*Required work*
Quote these lines exactly: the one that holds "Enumerate this screenshot's" and every line after it to the end of the material below. Skip pictures.

*Data for this task*
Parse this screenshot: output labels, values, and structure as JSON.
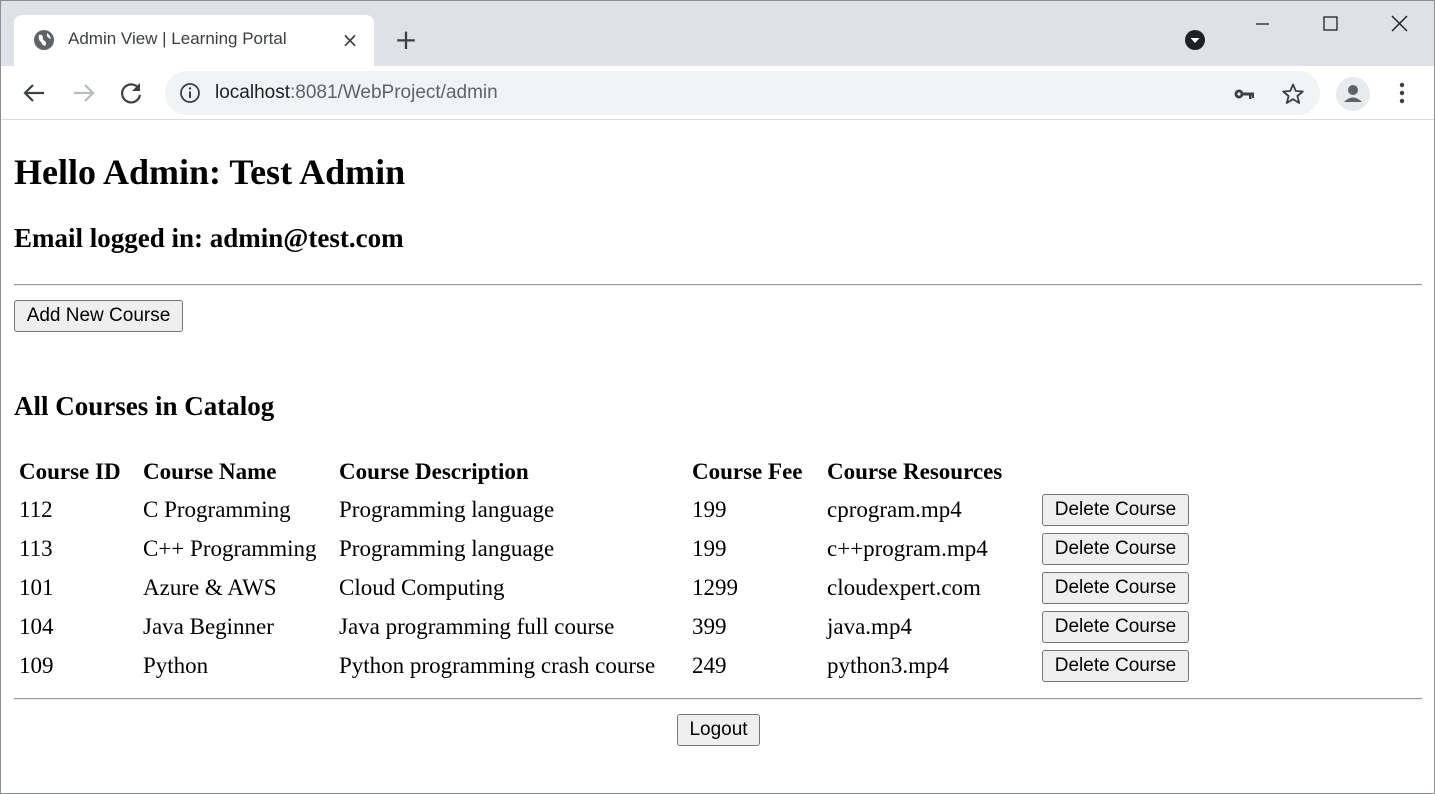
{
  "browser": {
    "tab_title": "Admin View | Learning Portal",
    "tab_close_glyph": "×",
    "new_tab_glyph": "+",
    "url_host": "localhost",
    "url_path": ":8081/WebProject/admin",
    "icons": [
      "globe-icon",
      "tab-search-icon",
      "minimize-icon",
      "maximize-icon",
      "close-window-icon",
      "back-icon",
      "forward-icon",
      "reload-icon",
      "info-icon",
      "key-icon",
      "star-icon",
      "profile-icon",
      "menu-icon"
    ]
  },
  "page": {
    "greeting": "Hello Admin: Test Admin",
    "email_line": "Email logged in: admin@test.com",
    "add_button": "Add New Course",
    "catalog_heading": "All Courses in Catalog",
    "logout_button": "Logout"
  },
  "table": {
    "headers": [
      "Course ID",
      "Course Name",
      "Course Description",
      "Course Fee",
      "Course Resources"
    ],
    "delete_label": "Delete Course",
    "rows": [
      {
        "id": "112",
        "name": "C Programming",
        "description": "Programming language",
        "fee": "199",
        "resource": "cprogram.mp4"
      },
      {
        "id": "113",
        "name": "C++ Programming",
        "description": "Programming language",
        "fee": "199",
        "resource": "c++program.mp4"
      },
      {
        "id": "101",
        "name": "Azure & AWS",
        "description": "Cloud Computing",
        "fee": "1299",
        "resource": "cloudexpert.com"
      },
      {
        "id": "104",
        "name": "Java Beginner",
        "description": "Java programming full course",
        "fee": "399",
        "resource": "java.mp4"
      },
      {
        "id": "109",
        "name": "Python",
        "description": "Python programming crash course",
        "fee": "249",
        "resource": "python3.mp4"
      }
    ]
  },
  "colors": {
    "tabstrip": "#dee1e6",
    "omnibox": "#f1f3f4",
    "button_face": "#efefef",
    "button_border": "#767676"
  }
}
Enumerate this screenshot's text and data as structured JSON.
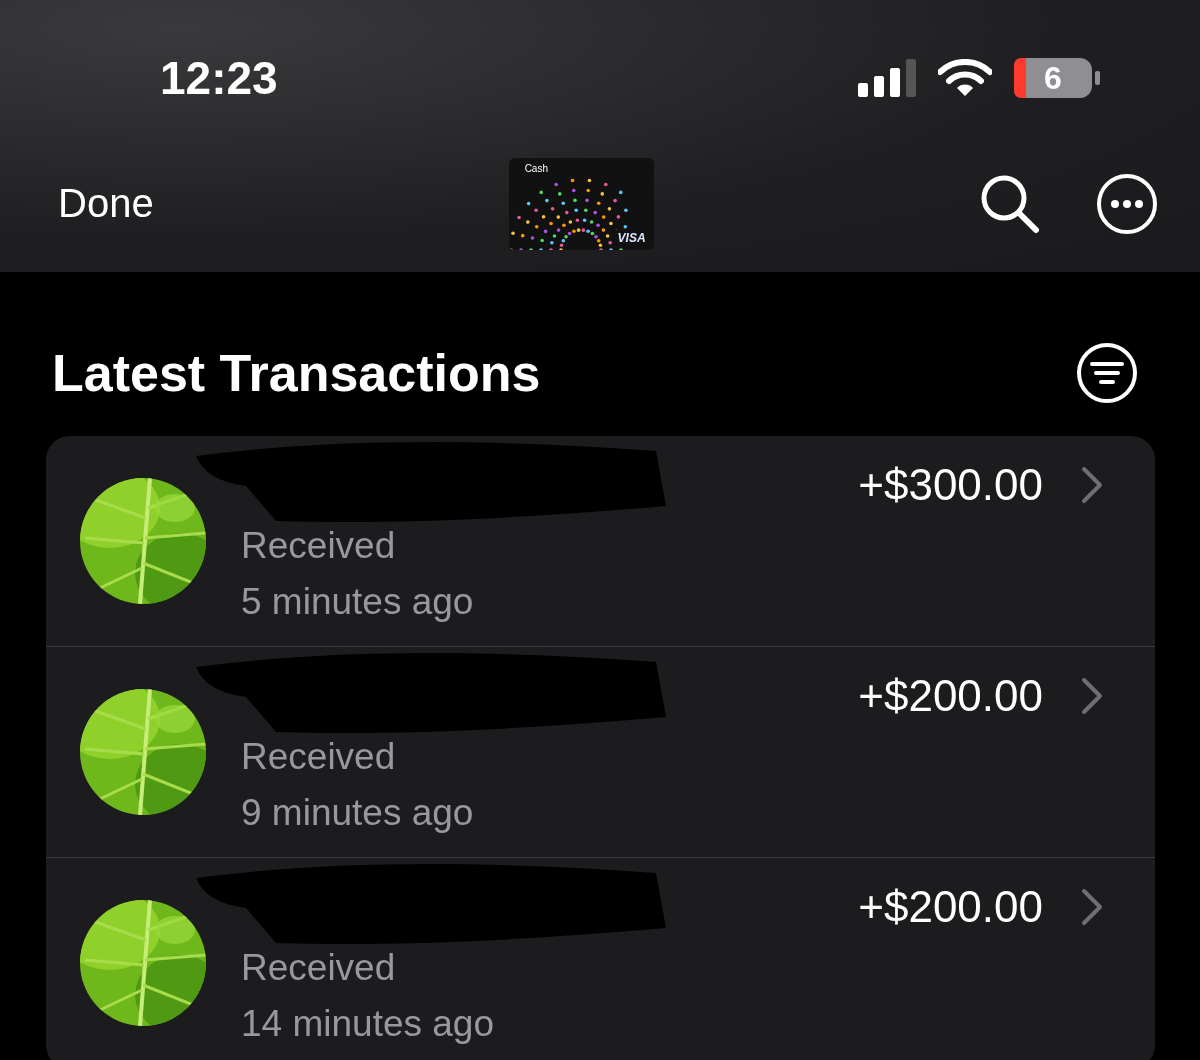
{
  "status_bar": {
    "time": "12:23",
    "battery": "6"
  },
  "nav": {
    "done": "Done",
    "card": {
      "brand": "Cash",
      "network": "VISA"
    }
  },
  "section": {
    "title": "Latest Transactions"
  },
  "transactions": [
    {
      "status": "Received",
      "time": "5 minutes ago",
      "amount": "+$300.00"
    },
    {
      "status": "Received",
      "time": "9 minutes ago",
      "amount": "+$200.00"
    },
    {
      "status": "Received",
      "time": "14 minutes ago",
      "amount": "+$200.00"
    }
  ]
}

*Solution to this exercise*
Enumerate this screenshot's text and data as structured JSON.
{
  "status_bar": {
    "time": "12:23",
    "battery": "6"
  },
  "nav": {
    "done": "Done",
    "card": {
      "brand": "Cash",
      "network": "VISA"
    }
  },
  "section": {
    "title": "Latest Transactions"
  },
  "transactions": [
    {
      "status": "Received",
      "time": "5 minutes ago",
      "amount": "+$300.00"
    },
    {
      "status": "Received",
      "time": "9 minutes ago",
      "amount": "+$200.00"
    },
    {
      "status": "Received",
      "time": "14 minutes ago",
      "amount": "+$200.00"
    }
  ]
}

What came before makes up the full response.